• WRITTEN REQUEST:
Extract all lines that hold the string "alegeți".

• RECORDED DATA:
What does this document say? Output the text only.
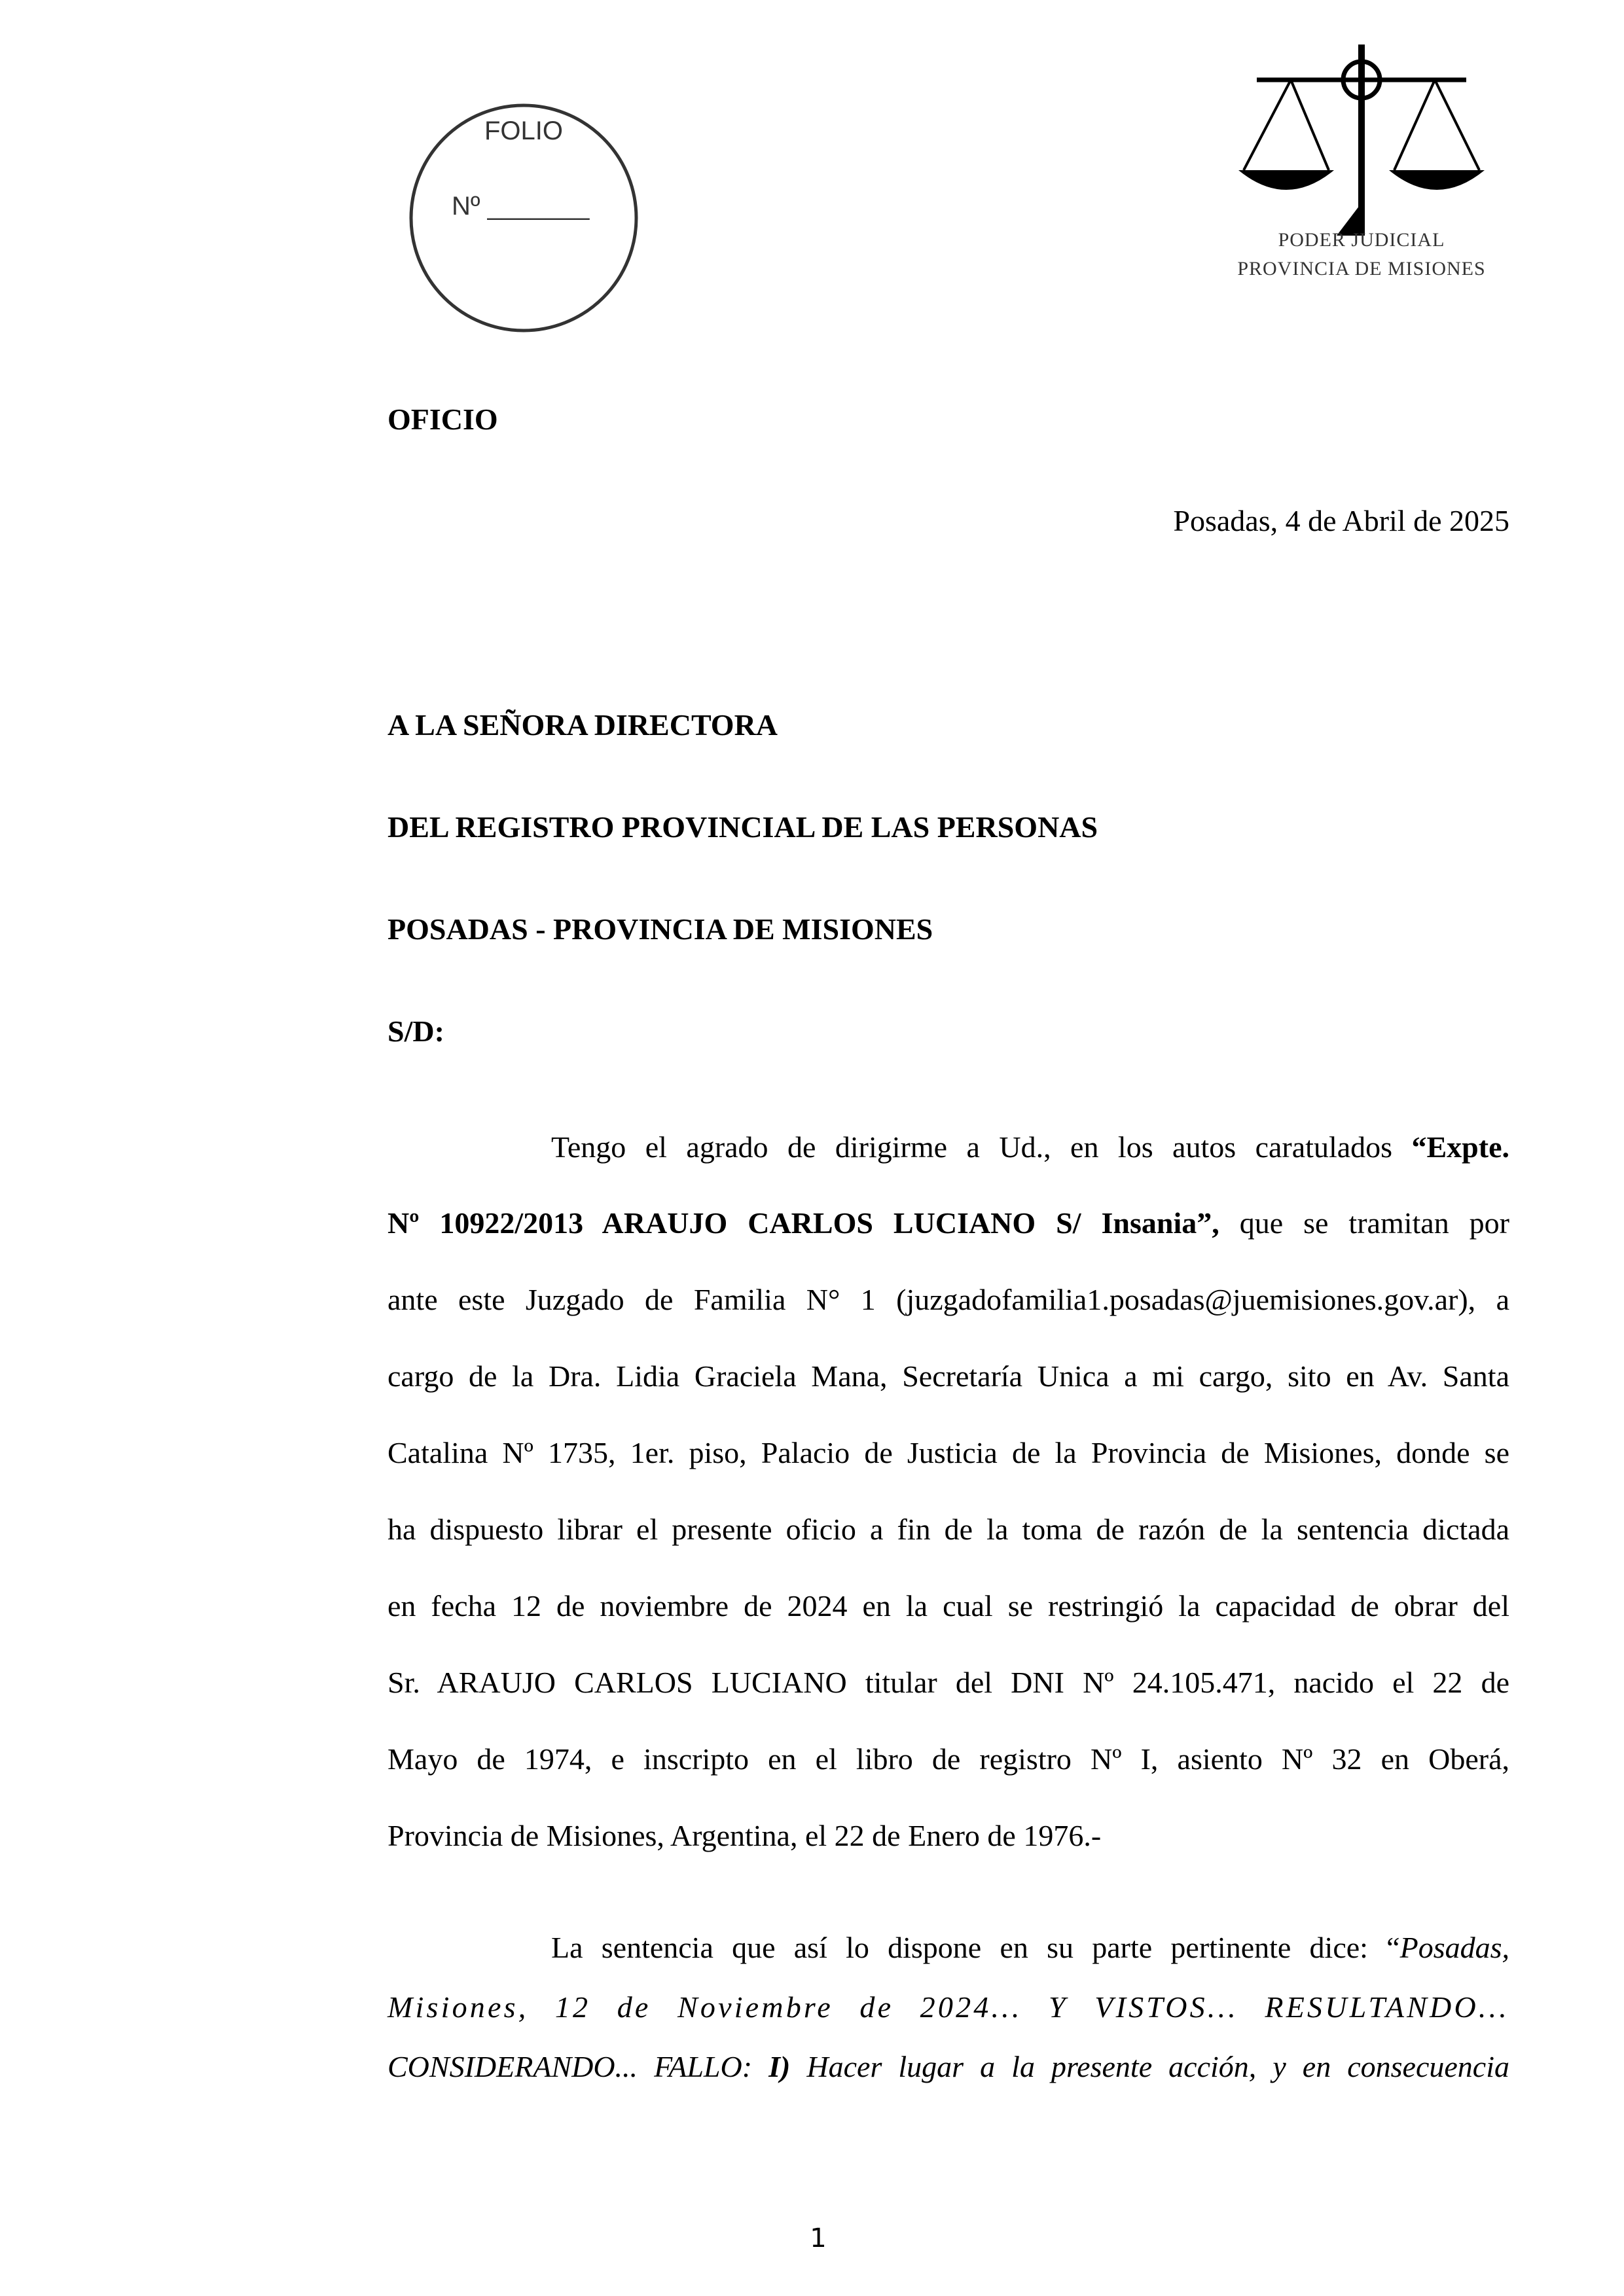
FOLIO
Nº _______
PODER JUDICIAL
PROVINCIA DE MISIONES
OFICIO
Posadas, 4 de Abril de 2025
A LA SEÑORA DIRECTORA
DEL REGISTRO PROVINCIAL DE LAS PERSONAS
POSADAS - PROVINCIA DE MISIONES
S/D:
Tengo el agrado de dirigirme a Ud., en los autos caratulados “Expte.
Nº 10922/2013 ARAUJO CARLOS LUCIANO S/ Insania”, que se tramitan por
ante este Juzgado de Familia N° 1 (juzgadofamilia1.posadas@juemisiones.gov.ar), a
cargo de la Dra. Lidia Graciela Mana, Secretaría Unica a mi cargo, sito en Av. Santa
Catalina Nº 1735, 1er. piso, Palacio de Justicia de la Provincia de Misiones, donde se
ha dispuesto librar el presente oficio a fin de la toma de razón de la sentencia dictada
en fecha 12 de noviembre de 2024 en la cual se restringió la capacidad de obrar del
Sr. ARAUJO CARLOS LUCIANO titular del DNI Nº 24.105.471, nacido el 22 de
Mayo de 1974, e inscripto en el libro de registro Nº I, asiento Nº 32 en Oberá,
Provincia de Misiones, Argentina, el 22 de Enero de 1976.-
La sentencia que así lo dispone en su parte pertinente dice: “Posadas,
Misiones, 12 de Noviembre de 2024... Y VISTOS... RESULTANDO...
CONSIDERANDO... FALLO: I) Hacer lugar a la presente acción, y en consecuencia
1
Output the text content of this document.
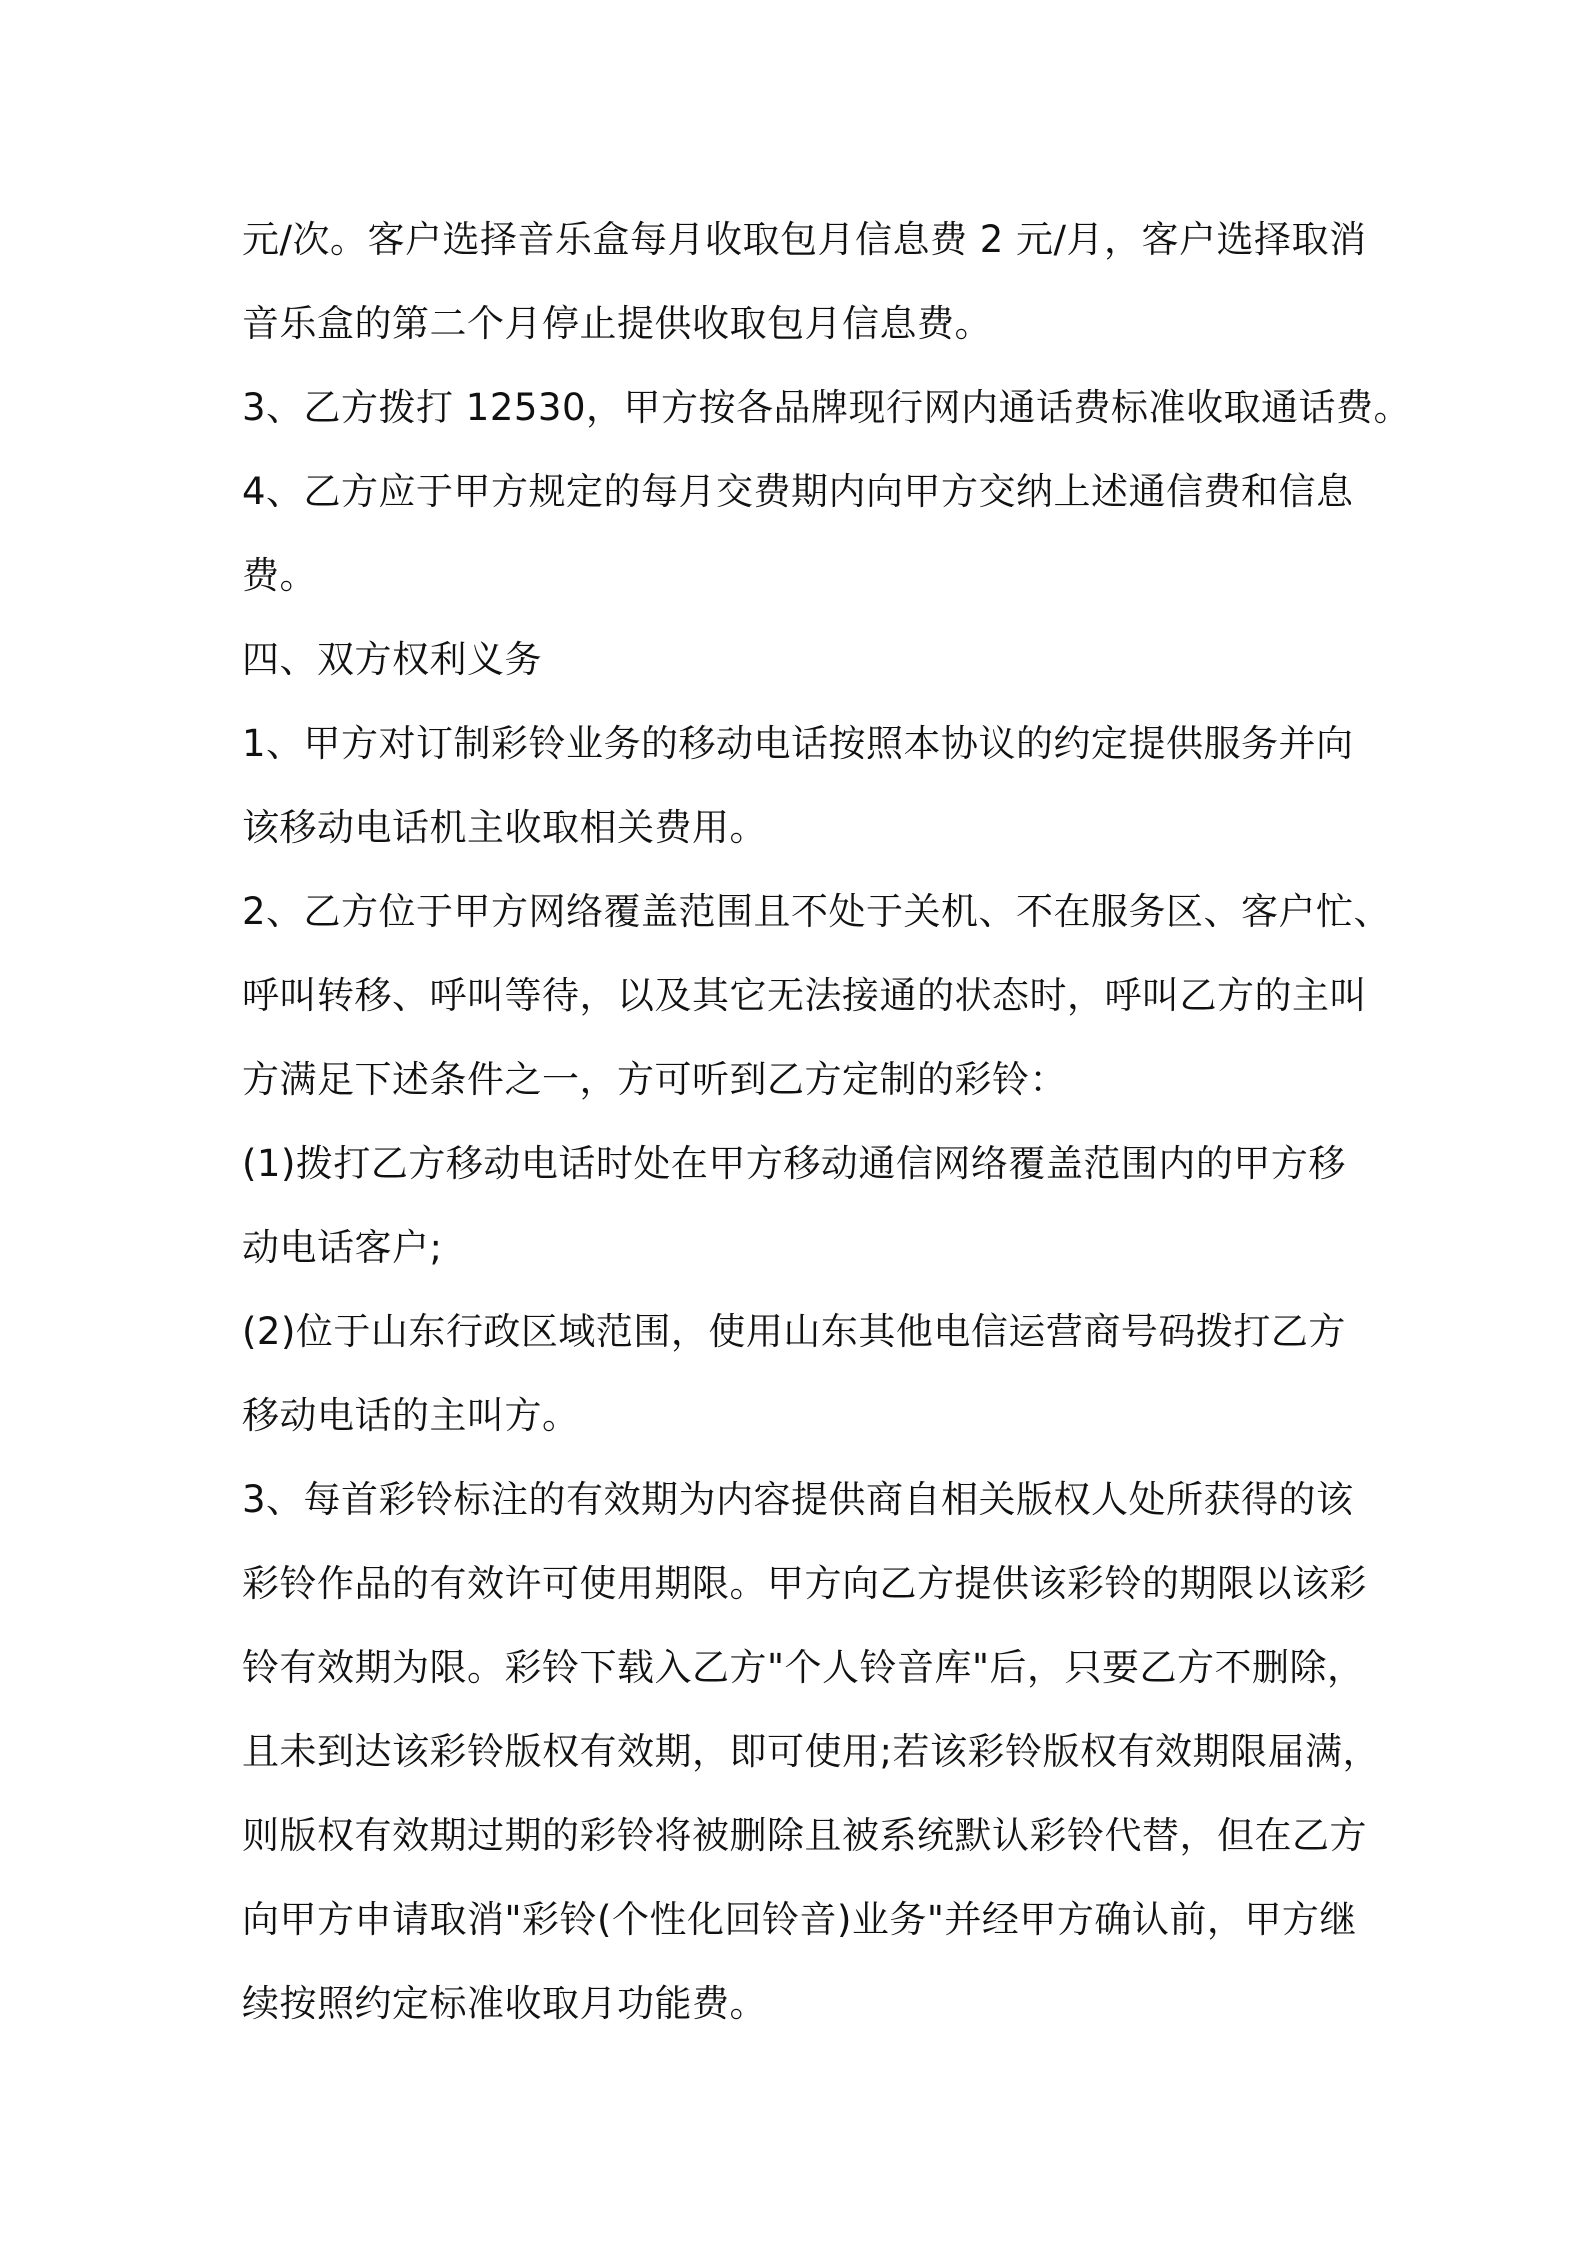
元/次。客户选择音乐盒每月收取包月信息费 2 元/月，客户选择取消

音乐盒的第二个月停止提供收取包月信息费。

3、乙方拨打 12530，甲方按各品牌现行网内通话费标准收取通话费。

4、乙方应于甲方规定的每月交费期内向甲方交纳上述通信费和信息

费。

四、双方权利义务

1、甲方对订制彩铃业务的移动电话按照本协议的约定提供服务并向

该移动电话机主收取相关费用。

2、乙方位于甲方网络覆盖范围且不处于关机、不在服务区、客户忙、

呼叫转移、呼叫等待，以及其它无法接通的状态时，呼叫乙方的主叫

方满足下述条件之一，方可听到乙方定制的彩铃：

(1)拨打乙方移动电话时处在甲方移动通信网络覆盖范围内的甲方移

动电话客户;

(2)位于山东行政区域范围，使用山东其他电信运营商号码拨打乙方

移动电话的主叫方。

3、每首彩铃标注的有效期为内容提供商自相关版权人处所获得的该

彩铃作品的有效许可使用期限。甲方向乙方提供该彩铃的期限以该彩

铃有效期为限。彩铃下载入乙方"个人铃音库"后，只要乙方不删除，

且未到达该彩铃版权有效期，即可使用;若该彩铃版权有效期限届满，

则版权有效期过期的彩铃将被删除且被系统默认彩铃代替，但在乙方

向甲方申请取消"彩铃(个性化回铃音)业务"并经甲方确认前，甲方继

续按照约定标准收取月功能费。
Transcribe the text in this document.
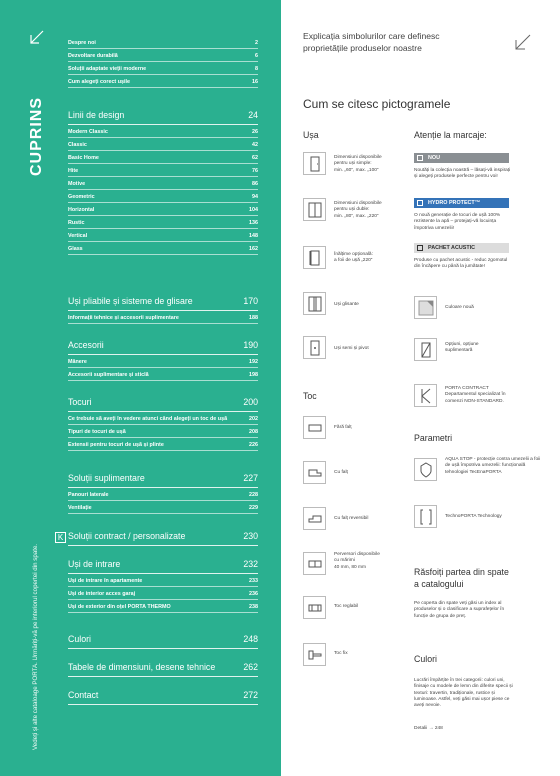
CUPRINS
Vedeți și alte cataloage PORTA. Urmăriți-vă pe interiorul copertei din spate.
K
Despre noi	2
Dezvoltare durabilă	6
Soluții adaptate vieții moderne	8
Cum alegeți corect ușile	16
Linii de design	24
Modern Classic	26
Classic	42
Basic Home	62
Hite	76
Motive	86
Geometric	94
Horizontal	104
Rustic	136
Vertical	148
Glass	162
Uși pliabile și sisteme de glisare	170
Informații tehnice și accesorii suplimentare	188
Accesorii	190
Mânere	192
Accesorii suplimentare și sticlă	198
Tocuri	200
Ce trebuie să aveți în vedere atunci când alegeți un toc de ușă	202
Tipuri de tocuri de ușă	208
Extensii pentru tocuri de ușă și plinte	226
Soluții suplimentare	227
Panouri laterale	228
Ventilație	229
Soluții contract / personalizate	230
Uși de intrare	232
Uși de intrare în apartamente	233
Uși de interior acces garaj	236
Uși de exterior din oțel PORTA THERMO	238
Culori	248
Tabele de dimensiuni, desene tehnice	262
Contact	272
Explicația simbolurilor care definesc
proprietățile produselor noastre
Cum se citesc pictogramele
Ușa
Dimensiuni disponibile
pentru uși simple:
min. „60”, max. „100”
Dimensiuni disponibile
pentru uși duble:
min. „80”, max. „220”
Înălțime opțională:
a foii de ușă „220”
Uși glisante
Uși semi și pivot
Toc
Fără falț
Cu falț
Cu falț reversibil
Perversori disponibile
cu mărimi
40 mm, 80 mm
Toc reglabil
Toc fix
Atenție la marcaje:
NOU
Noutăți la colecția noastră – lăsați-vă inspirați și alegeți produsele perfecte pentru voi!
HYDRO PROTECT™
O nouă generație de tocuri de ușă 100% rezistente la apă – protejați-vă locuința împotriva umezelii!
PACHET ACUSTIC
Produse cu pachet acustic - reduc zgomotul din încăpere cu până la jumătate!
Culoare nouă
Opțiuni, opțiune
suplimentară
PORTA CONTRACT
Departamentul specializat în
comenzi NON-STANDARD.
Parametri
AQUA STOP - protecție contra umezelii a foii de ușă împotriva umezelii: funcțională tehnologiei TecEnaPORTA
TechnoPORTA Technology
Răsfoiți partea din spate
a catalogului
Pe coperta din spate veți găsi un index al produselor și o clasificare a suprafețelor în funcție de grupa de preț.
Culori
Lucrări împărțite în trei categorii: culori uni, finisaje cu modele de lemn din diferite specii și texturi: travertin, tradiționale, rustice și luminoase. Astfel, veți găsi mai ușor piese ce aveți nevoie.
Detalii → 248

• FINAL ANSWER:
Cum alegeți corect ușile	16
Ce trebuie să aveți în vedere atunci când alegeți un toc de ușă	202
Noutăți la colecția noastră – lăsați-vă inspirați și alegeți produsele perfecte pentru voi!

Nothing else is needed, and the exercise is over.